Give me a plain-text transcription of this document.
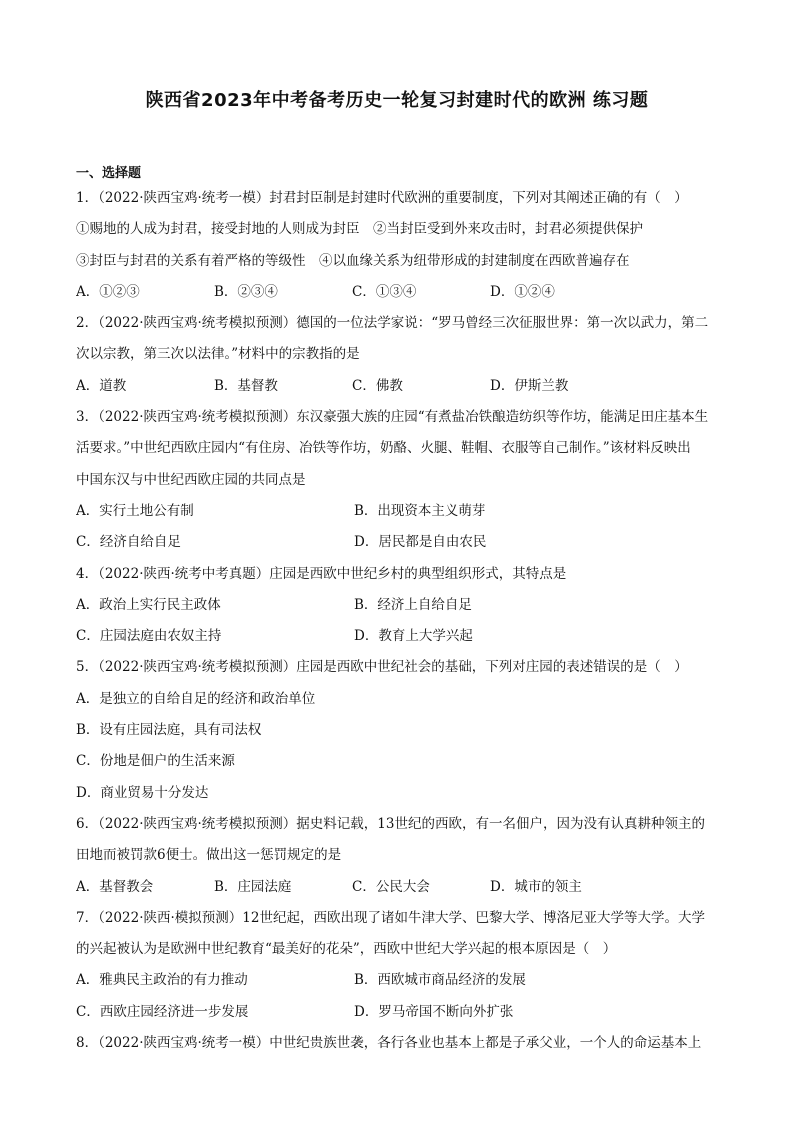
陕西省2023年中考备考历史一轮复习封建时代的欧洲 练习题
一、选择题
1．（2022·陕西宝鸡·统考一模）封君封臣制是封建时代欧洲的重要制度，下列对其阐述正确的有（　）
①赐地的人成为封君，接受封地的人则成为封臣　②当封臣受到外来攻击时，封君必须提供保护
③封臣与封君的关系有着严格的等级性　④以血缘关系为纽带形成的封建制度在西欧普遍存在
A．①②③	B．②③④	C．①③④	D．①②④
2．（2022·陕西宝鸡·统考模拟预测）德国的一位法学家说：“罗马曾经三次征服世界：第一次以武力，第二
次以宗教，第三次以法律。”材料中的宗教指的是
A．道教	B．基督教	C．佛教	D．伊斯兰教
3．（2022·陕西宝鸡·统考模拟预测）东汉豪强大族的庄园“有煮盐冶铁酿造纺织等作坊，能满足田庄基本生
活要求。”中世纪西欧庄园内“有住房、冶铁等作坊，奶酪、火腿、鞋帽、衣服等自己制作。”该材料反映出
中国东汉与中世纪西欧庄园的共同点是
A．实行土地公有制	B．出现资本主义萌芽
C．经济自给自足	D．居民都是自由农民
4．（2022·陕西·统考中考真题）庄园是西欧中世纪乡村的典型组织形式，其特点是
A．政治上实行民主政体	B．经济上自给自足
C．庄园法庭由农奴主持	D．教育上大学兴起
5．（2022·陕西宝鸡·统考模拟预测）庄园是西欧中世纪社会的基础，下列对庄园的表述错误的是（　）
A．是独立的自给自足的经济和政治单位
B．设有庄园法庭，具有司法权
C．份地是佃户的生活来源
D．商业贸易十分发达
6．（2022·陕西宝鸡·统考模拟预测）据史料记载，13世纪的西欧，有一名佃户，因为没有认真耕种领主的
田地而被罚款6便士。做出这一惩罚规定的是
A．基督教会	B．庄园法庭	C．公民大会	D．城市的领主
7．（2022·陕西·模拟预测）12世纪起，西欧出现了诸如牛津大学、巴黎大学、博洛尼亚大学等大学。大学
的兴起被认为是欧洲中世纪教育“最美好的花朵”，西欧中世纪大学兴起的根本原因是（　）
A．雅典民主政治的有力推动	B．西欧城市商品经济的发展
C．西欧庄园经济进一步发展	D．罗马帝国不断向外扩张
8．（2022·陕西宝鸡·统考一模）中世纪贵族世袭，各行各业也基本上都是子承父业，一个人的命运基本上
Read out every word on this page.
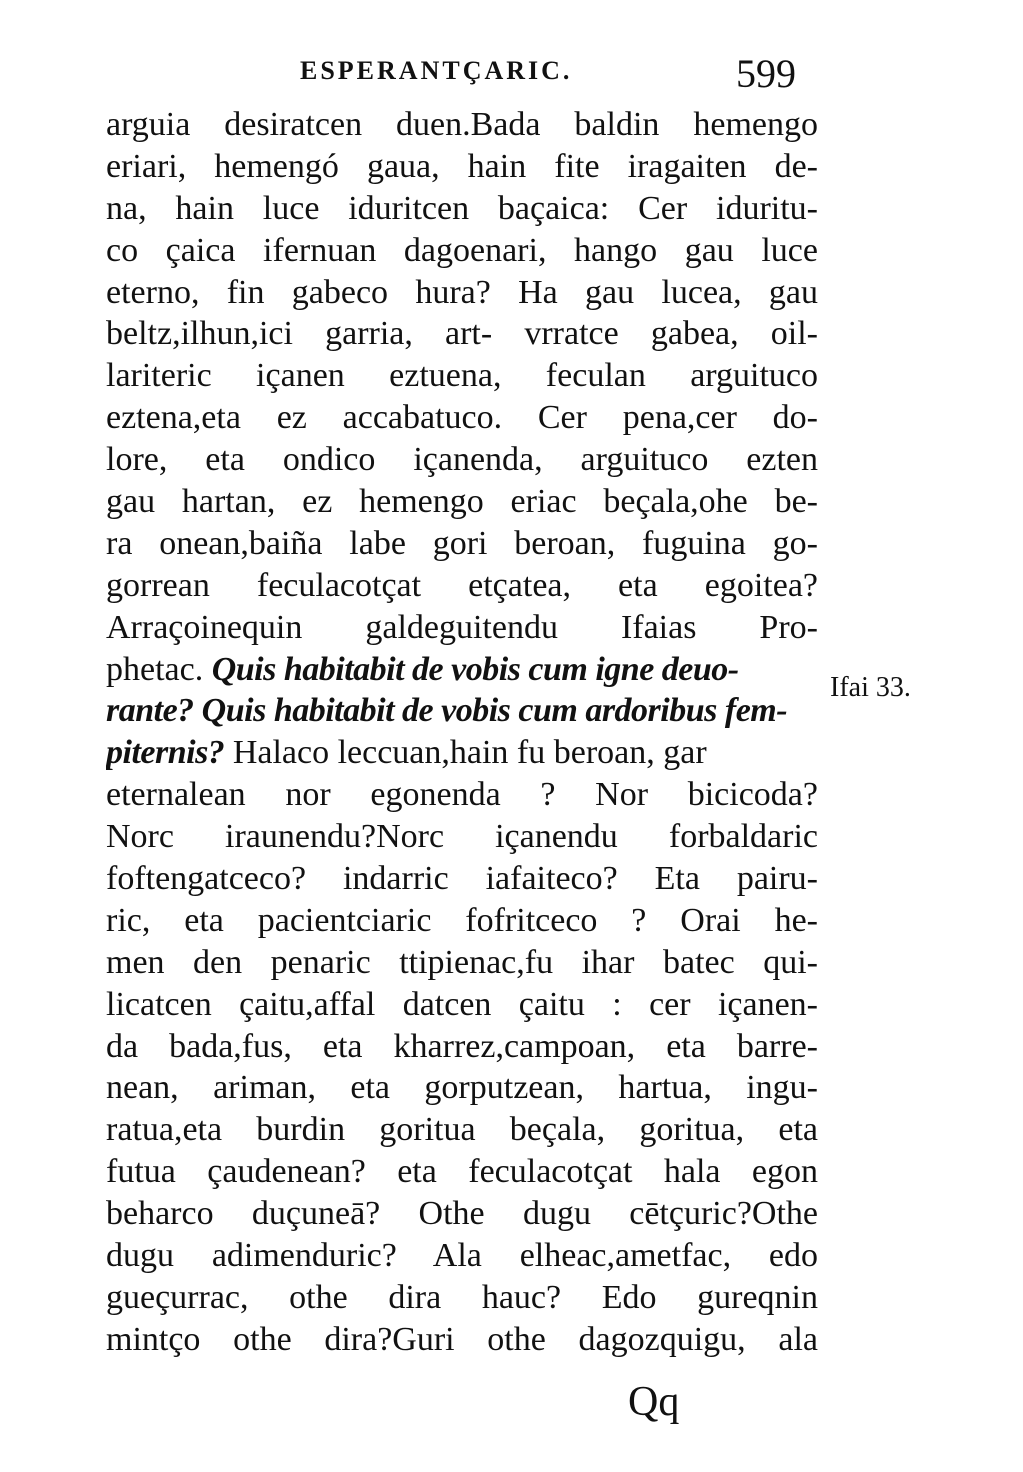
ESPERANTÇARIC.	599
arguia desiratcen duen.Bada baldin hemengo
eriari, hemengó gaua, hain fite iragaiten de-
na, hain luce iduritcen baçaica: Cer iduritu-
co çaica ifernuan dagoenari, hango gau luce
eterno, fin gabeco hura? Ha gau lucea, gau
beltz,ilhun,ici garria, art- vrratce gabea, oil-
lariteric içanen eztuena, feculan arguituco
eztena,eta ez accabatuco. Cer pena,cer do-
lore, eta ondico içanenda, arguituco ezten
gau hartan, ez hemengo eriac beçala,ohe be-
ra onean,baiña labe gori beroan, fuguina go-
gorrean feculacotçat etçatea, eta egoitea?
Arraçoinequin galdeguitendu Ifaias Pro-
phetac. Quis habitabit de vobis cum igne deuo-
rante? Quis habitabit de vobis cum ardoribus fem-
piternis? Halaco leccuan,hain fu beroan, gar
eternalean nor egonenda ? Nor bicicoda?
Norc iraunendu?Norc içanendu forbaldaric
foftengatceco? indarric iafaiteco? Eta pairu-
ric, eta pacientciaric fofritceco ? Orai he-
men den penaric ttipienac,fu ihar batec qui-
licatcen çaitu,affal datcen çaitu : cer içanen-
da bada,fus, eta kharrez,campoan, eta barre-
nean, ariman, eta gorputzean, hartua, ingu-
ratua,eta burdin goritua beçala, goritua, eta
futua çaudenean? eta feculacotçat hala egon
beharco duçuneā? Othe dugu cētçuric?Othe
dugu adimenduric? Ala elheac,ametfac, edo
gueçurrac, othe dira hauc? Edo gureqnin
mintço othe dira?Guri othe dagozquigu, ala
Ifai 33.
Qq
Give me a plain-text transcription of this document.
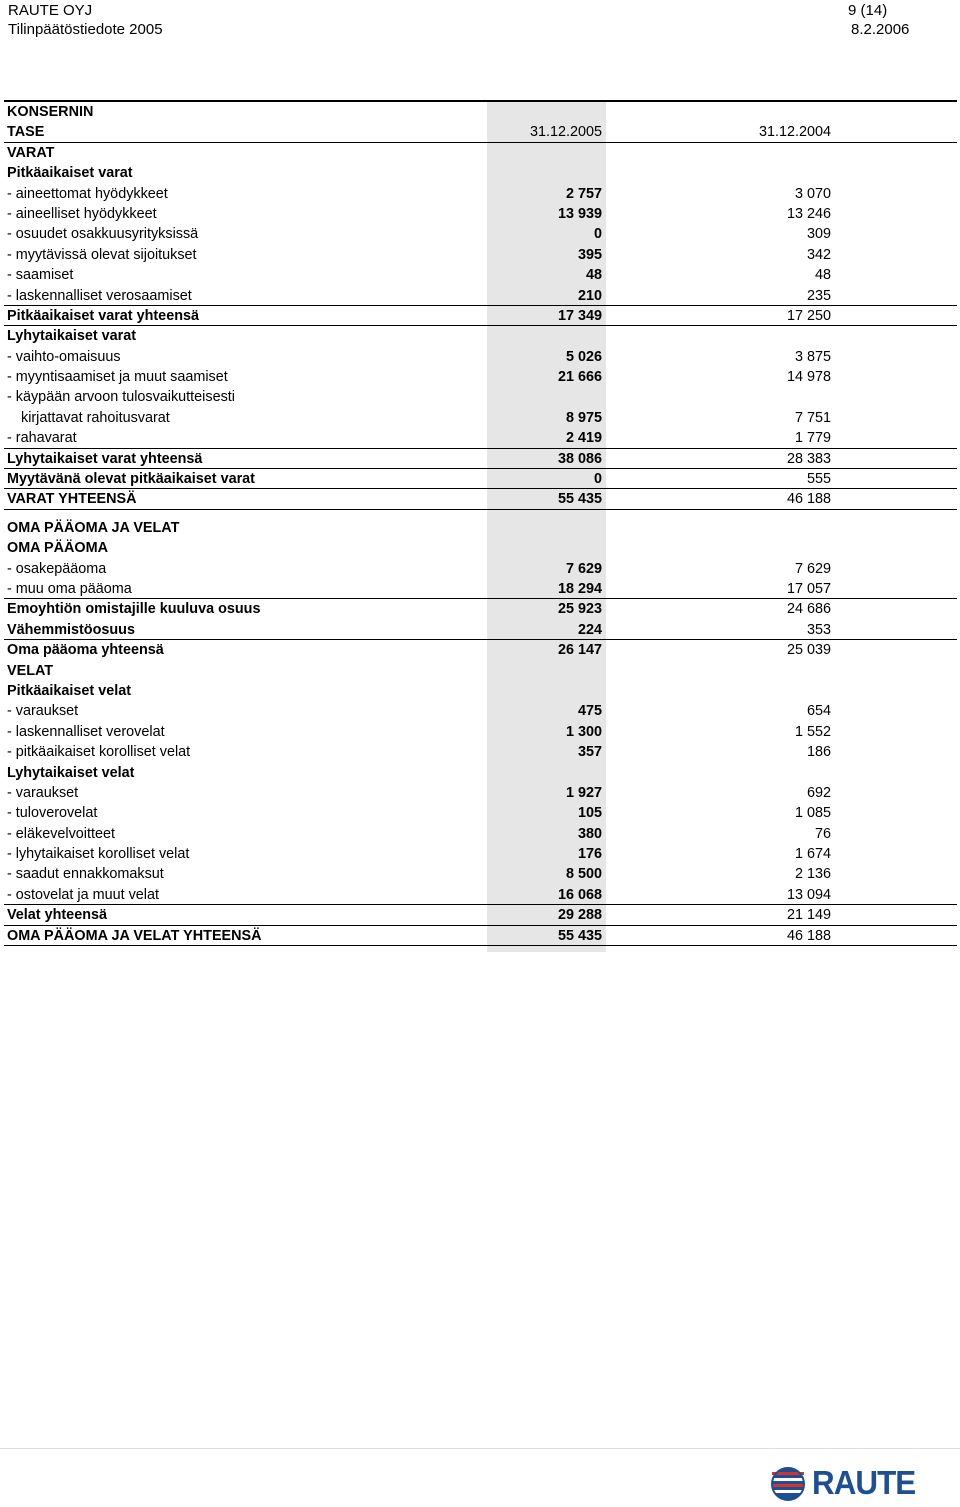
RAUTE OYJ	9 (14)
Tilinpäätöstiedote 2005	8.2.2006
KONSERNIN
TASE	31.12.2005	31.12.2004
VARAT
Pitkäaikaiset varat
- aineettomat hyödykkeet	2 757	3 070
- aineelliset hyödykkeet	13 939	13 246
- osuudet osakkuusyrityksissä	0	309
- myytävissä olevat sijoitukset	395	342
- saamiset	48	48
- laskennalliset verosaamiset	210	235
Pitkäaikaiset varat yhteensä	17 349	17 250
Lyhytaikaiset varat
- vaihto-omaisuus	5 026	3 875
- myyntisaamiset ja muut saamiset	21 666	14 978
- käypään arvoon tulosvaikutteisesti
kirjattavat rahoitusvarat	8 975	7 751
- rahavarat	2 419	1 779
Lyhytaikaiset varat yhteensä	38 086	28 383
Myytävänä olevat pitkäaikaiset varat	0	555
VARAT YHTEENSÄ	55 435	46 188
OMA PÄÄOMA JA VELAT
OMA PÄÄOMA
- osakepääoma	7 629	7 629
- muu oma pääoma	18 294	17 057
Emoyhtiön omistajille kuuluva osuus	25 923	24 686
Vähemmistöosuus	224	353
Oma pääoma yhteensä	26 147	25 039
VELAT
Pitkäaikaiset velat
- varaukset	475	654
- laskennalliset verovelat	1 300	1 552
- pitkäaikaiset korolliset velat	357	186
Lyhytaikaiset velat
- varaukset	1 927	692
- tuloverovelat	105	1 085
- eläkevelvoitteet	380	76
- lyhytaikaiset korolliset velat	176	1 674
- saadut ennakkomaksut	8 500	2 136
- ostovelat ja muut velat	16 068	13 094
Velat yhteensä	29 288	21 149
OMA PÄÄOMA JA VELAT YHTEENSÄ	55 435	46 188
RAUTE
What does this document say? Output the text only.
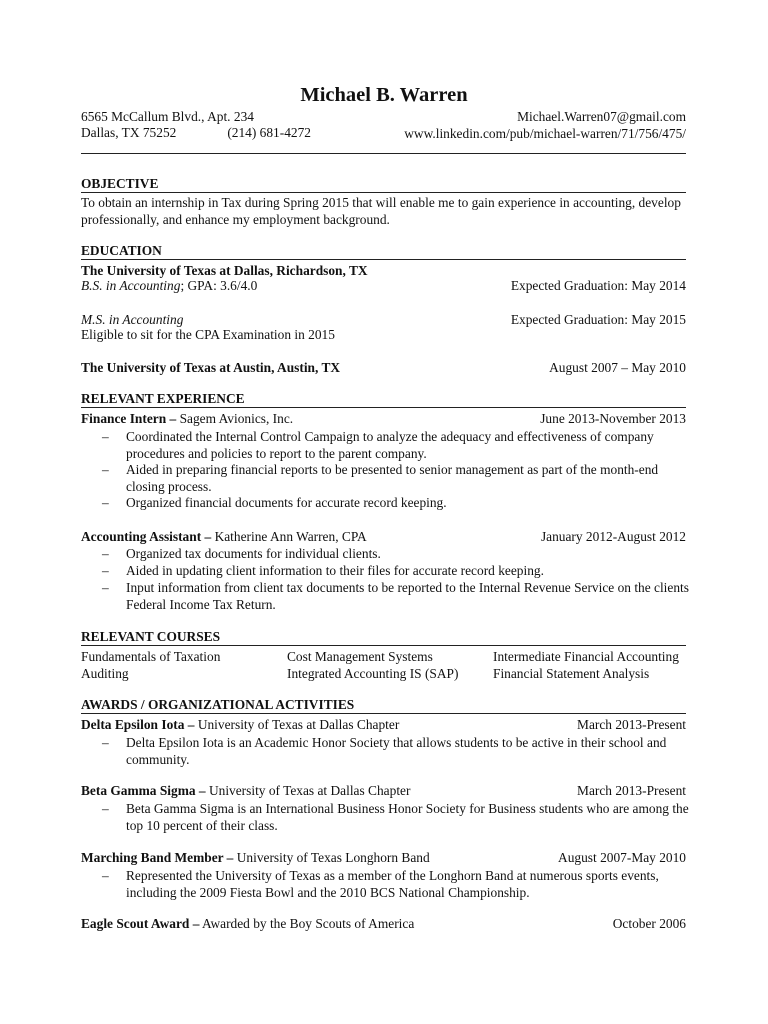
Michael B. Warren
6565 McCallum Blvd., Apt. 234
Dallas, TX 75252	(214) 681-4272
Michael.Warren07@gmail.com
www.linkedin.com/pub/michael-warren/71/756/475/
OBJECTIVE
To obtain an internship in Tax during Spring 2015 that will enable me to gain experience in accounting, develop professionally, and enhance my employment background.
EDUCATION
The University of Texas at Dallas, Richardson, TX
B.S. in Accounting; GPA: 3.6/4.0	Expected Graduation: May 2014
M.S. in Accounting	Expected Graduation: May 2015
Eligible to sit for the CPA Examination in 2015
The University of Texas at Austin, Austin, TX	August 2007 – May 2010
RELEVANT EXPERIENCE
Finance Intern – Sagem Avionics, Inc.	June 2013-November 2013
–	Coordinated the Internal Control Campaign to analyze the adequacy and effectiveness of company procedures and policies to report to the parent company.
–	Aided in preparing financial reports to be presented to senior management as part of the month-end closing process.
–	Organized financial documents for accurate record keeping.
Accounting Assistant – Katherine Ann Warren, CPA	January 2012-August 2012
–	Organized tax documents for individual clients.
–	Aided in updating client information to their files for accurate record keeping.
–	Input information from client tax documents to be reported to the Internal Revenue Service on the clients Federal Income Tax Return.
RELEVANT COURSES
Fundamentals of Taxation	Cost Management Systems	Intermediate Financial Accounting
Auditing	Integrated Accounting IS (SAP)	Financial Statement Analysis
AWARDS / ORGANIZATIONAL ACTIVITIES
Delta Epsilon Iota – University of Texas at Dallas Chapter	March 2013-Present
–	Delta Epsilon Iota is an Academic Honor Society that allows students to be active in their school and community.
Beta Gamma Sigma – University of Texas at Dallas Chapter	March 2013-Present
–	Beta Gamma Sigma is an International Business Honor Society for Business students who are among the top 10 percent of their class.
Marching Band Member – University of Texas Longhorn Band	August 2007-May 2010
–	Represented the University of Texas as a member of the Longhorn Band at numerous sports events, including the 2009 Fiesta Bowl and the 2010 BCS National Championship.
Eagle Scout Award – Awarded by the Boy Scouts of America	October 2006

◆ Given instruction:
Look over the records above and copy each line that includes the string "dira".

◆ Solution to this task:
gueçurrac, othe dira hauc? Edo gureqnin
mintço othe dira?Guri othe dagozquigu, ala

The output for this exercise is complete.